**TASK:**
Write the records out again, precisely as they stand.

Stored entries
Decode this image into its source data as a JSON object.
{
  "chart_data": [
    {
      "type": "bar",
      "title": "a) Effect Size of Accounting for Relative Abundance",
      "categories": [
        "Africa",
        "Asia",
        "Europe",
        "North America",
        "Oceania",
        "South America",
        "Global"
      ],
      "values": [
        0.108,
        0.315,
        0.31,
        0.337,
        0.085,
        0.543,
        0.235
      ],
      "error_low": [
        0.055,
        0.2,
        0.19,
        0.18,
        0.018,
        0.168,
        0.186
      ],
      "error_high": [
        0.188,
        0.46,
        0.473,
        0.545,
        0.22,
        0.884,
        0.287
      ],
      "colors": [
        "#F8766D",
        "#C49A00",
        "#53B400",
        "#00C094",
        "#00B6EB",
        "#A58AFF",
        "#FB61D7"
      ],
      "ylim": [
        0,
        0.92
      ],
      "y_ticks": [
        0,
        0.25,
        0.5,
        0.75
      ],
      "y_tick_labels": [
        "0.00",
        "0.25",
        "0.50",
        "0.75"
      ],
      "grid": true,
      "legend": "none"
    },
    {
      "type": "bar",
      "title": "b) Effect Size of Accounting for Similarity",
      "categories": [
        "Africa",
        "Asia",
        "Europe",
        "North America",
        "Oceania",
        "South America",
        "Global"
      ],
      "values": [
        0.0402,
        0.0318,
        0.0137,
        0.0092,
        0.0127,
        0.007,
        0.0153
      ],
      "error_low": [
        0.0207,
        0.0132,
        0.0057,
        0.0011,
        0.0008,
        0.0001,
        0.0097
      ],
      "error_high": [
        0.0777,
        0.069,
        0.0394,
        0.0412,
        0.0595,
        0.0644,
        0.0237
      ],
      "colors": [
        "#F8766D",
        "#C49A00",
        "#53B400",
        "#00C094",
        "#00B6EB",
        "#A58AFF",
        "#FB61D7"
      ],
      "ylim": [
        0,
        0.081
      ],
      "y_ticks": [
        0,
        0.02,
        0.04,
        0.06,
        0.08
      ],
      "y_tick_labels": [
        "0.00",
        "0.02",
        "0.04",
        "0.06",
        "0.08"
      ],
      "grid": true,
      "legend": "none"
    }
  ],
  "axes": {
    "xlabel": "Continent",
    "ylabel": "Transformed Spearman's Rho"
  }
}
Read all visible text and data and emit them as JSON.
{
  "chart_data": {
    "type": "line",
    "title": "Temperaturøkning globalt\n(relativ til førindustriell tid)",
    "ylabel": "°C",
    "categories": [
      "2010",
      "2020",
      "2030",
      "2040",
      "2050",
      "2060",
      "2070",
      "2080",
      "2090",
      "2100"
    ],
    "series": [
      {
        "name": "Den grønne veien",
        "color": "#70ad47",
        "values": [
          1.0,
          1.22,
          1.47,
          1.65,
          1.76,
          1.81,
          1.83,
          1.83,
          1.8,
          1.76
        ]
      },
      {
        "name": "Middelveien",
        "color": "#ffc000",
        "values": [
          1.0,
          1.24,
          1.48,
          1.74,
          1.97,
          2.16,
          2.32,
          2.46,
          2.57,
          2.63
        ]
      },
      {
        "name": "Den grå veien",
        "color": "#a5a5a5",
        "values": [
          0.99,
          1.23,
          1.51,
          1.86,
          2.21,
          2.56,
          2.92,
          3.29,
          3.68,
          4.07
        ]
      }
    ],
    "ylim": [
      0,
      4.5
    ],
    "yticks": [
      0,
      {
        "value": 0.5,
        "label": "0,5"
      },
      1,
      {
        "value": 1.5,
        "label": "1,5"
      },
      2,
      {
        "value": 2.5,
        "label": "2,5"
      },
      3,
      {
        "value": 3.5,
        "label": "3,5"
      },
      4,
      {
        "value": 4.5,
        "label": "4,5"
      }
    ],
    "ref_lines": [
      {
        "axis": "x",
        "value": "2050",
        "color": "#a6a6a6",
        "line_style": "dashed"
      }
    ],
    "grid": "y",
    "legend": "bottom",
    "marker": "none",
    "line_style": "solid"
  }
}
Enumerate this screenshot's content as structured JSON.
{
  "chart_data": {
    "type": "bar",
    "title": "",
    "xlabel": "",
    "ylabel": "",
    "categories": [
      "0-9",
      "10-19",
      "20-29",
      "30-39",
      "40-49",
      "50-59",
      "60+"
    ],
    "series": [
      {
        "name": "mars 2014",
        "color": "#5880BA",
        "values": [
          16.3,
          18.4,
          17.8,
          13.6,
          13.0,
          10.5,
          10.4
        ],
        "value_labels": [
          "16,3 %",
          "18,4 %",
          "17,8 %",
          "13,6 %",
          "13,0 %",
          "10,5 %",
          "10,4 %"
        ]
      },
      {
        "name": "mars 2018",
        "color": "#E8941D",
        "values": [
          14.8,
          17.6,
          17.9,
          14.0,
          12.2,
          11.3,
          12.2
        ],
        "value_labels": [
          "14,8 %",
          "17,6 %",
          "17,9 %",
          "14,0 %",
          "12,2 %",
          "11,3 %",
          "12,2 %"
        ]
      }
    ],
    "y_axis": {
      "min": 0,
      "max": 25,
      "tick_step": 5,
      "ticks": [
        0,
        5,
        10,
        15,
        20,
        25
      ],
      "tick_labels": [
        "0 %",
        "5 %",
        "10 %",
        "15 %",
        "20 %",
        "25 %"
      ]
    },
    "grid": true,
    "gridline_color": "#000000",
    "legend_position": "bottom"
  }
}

**CORRECT OUTPUT:**
Decode this image into its source data as a JSON object.
{
  "chart_data": [
    {
      "type": "bar",
      "title": "a) Effect Size of Accounting for Relative Abundance",
      "categories": [
        "Africa",
        "Asia",
        "Europe",
        "North America",
        "Oceania",
        "South America",
        "Global"
      ],
      "values": [
        0.108,
        0.315,
        0.31,
        0.337,
        0.085,
        0.543,
        0.235
      ],
      "error_low": [
        0.055,
        0.2,
        0.19,
        0.18,
        0.018,
        0.168,
        0.186
      ],
      "error_high": [
        0.188,
        0.46,
        0.473,
        0.545,
        0.22,
        0.884,
        0.287
      ],
      "colors": [
        "#F8766D",
        "#C49A00",
        "#53B400",
        "#00C094",
        "#00B6EB",
        "#A58AFF",
        "#FB61D7"
      ],
      "ylim": [
        0,
        0.92
      ],
      "y_ticks": [
        0,
        0.25,
        0.5,
        0.75
      ],
      "y_tick_labels": [
        "0.00",
        "0.25",
        "0.50",
        "0.75"
      ],
      "grid": true,
      "legend": "none"
    },
    {
      "type": "bar",
      "title": "b) Effect Size of Accounting for Similarity",
      "categories": [
        "Africa",
        "Asia",
        "Europe",
        "North America",
        "Oceania",
        "South America",
        "Global"
      ],
      "values": [
        0.0402,
        0.0318,
        0.0137,
        0.0092,
        0.0127,
        0.007,
        0.0153
      ],
      "error_low": [
        0.0207,
        0.0132,
        0.0057,
        0.0011,
        0.0008,
        0.0001,
        0.0097
      ],
      "error_high": [
        0.0777,
        0.069,
        0.0394,
        0.0412,
        0.0595,
        0.0644,
        0.0237
      ],
      "colors": [
        "#F8766D",
        "#C49A00",
        "#53B400",
        "#00C094",
        "#00B6EB",
        "#A58AFF",
        "#FB61D7"
      ],
      "ylim": [
        0,
        0.081
      ],
      "y_ticks": [
        0,
        0.02,
        0.04,
        0.06,
        0.08
      ],
      "y_tick_labels": [
        "0.00",
        "0.02",
        "0.04",
        "0.06",
        "0.08"
      ],
      "grid": true,
      "legend": "none"
    }
  ],
  "axes": {
    "xlabel": "Continent",
    "ylabel": "Transformed Spearman's Rho"
  }
}
Read all visible text and data and emit them as JSON.
{
  "chart_data": {
    "type": "line",
    "title": "Temperaturøkning globalt\n(relativ til førindustriell tid)",
    "ylabel": "°C",
    "categories": [
      "2010",
      "2020",
      "2030",
      "2040",
      "2050",
      "2060",
      "2070",
      "2080",
      "2090",
      "2100"
    ],
    "series": [
      {
        "name": "Den grønne veien",
        "color": "#70ad47",
        "values": [
          1.0,
          1.22,
          1.47,
          1.65,
          1.76,
          1.81,
          1.83,
          1.83,
          1.8,
          1.76
        ]
      },
      {
        "name": "Middelveien",
        "color": "#ffc000",
        "values": [
          1.0,
          1.24,
          1.48,
          1.74,
          1.97,
          2.16,
          2.32,
          2.46,
          2.57,
          2.63
        ]
      },
      {
        "name": "Den grå veien",
        "color": "#a5a5a5",
        "values": [
          0.99,
          1.23,
          1.51,
          1.86,
          2.21,
          2.56,
          2.92,
          3.29,
          3.68,
          4.07
        ]
      }
    ],
    "ylim": [
      0,
      4.5
    ],
    "yticks": [
      0,
      {
        "value": 0.5,
        "label": "0,5"
      },
      1,
      {
        "value": 1.5,
        "label": "1,5"
      },
      2,
      {
        "value": 2.5,
        "label": "2,5"
      },
      3,
      {
        "value": 3.5,
        "label": "3,5"
      },
      4,
      {
        "value": 4.5,
        "label": "4,5"
      }
    ],
    "ref_lines": [
      {
        "axis": "x",
        "value": "2050",
        "color": "#a6a6a6",
        "line_style": "dashed"
      }
    ],
    "grid": "y",
    "legend": "bottom",
    "marker": "none",
    "line_style": "solid"
  }
}
Enumerate this screenshot's content as structured JSON.
{
  "chart_data": {
    "type": "bar",
    "title": "",
    "xlabel": "",
    "ylabel": "",
    "categories": [
      "0-9",
      "10-19",
      "20-29",
      "30-39",
      "40-49",
      "50-59",
      "60+"
    ],
    "series": [
      {
        "name": "mars 2014",
        "color": "#5880BA",
        "values": [
          16.3,
          18.4,
          17.8,
          13.6,
          13.0,
          10.5,
          10.4
        ],
        "value_labels": [
          "16,3 %",
          "18,4 %",
          "17,8 %",
          "13,6 %",
          "13,0 %",
          "10,5 %",
          "10,4 %"
        ]
      },
      {
        "name": "mars 2018",
        "color": "#E8941D",
        "values": [
          14.8,
          17.6,
          17.9,
          14.0,
          12.2,
          11.3,
          12.2
        ],
        "value_labels": [
          "14,8 %",
          "17,6 %",
          "17,9 %",
          "14,0 %",
          "12,2 %",
          "11,3 %",
          "12,2 %"
        ]
      }
    ],
    "y_axis": {
      "min": 0,
      "max": 25,
      "tick_step": 5,
      "ticks": [
        0,
        5,
        10,
        15,
        20,
        25
      ],
      "tick_labels": [
        "0 %",
        "5 %",
        "10 %",
        "15 %",
        "20 %",
        "25 %"
      ]
    },
    "grid": true,
    "gridline_color": "#000000",
    "legend_position": "bottom"
  }
}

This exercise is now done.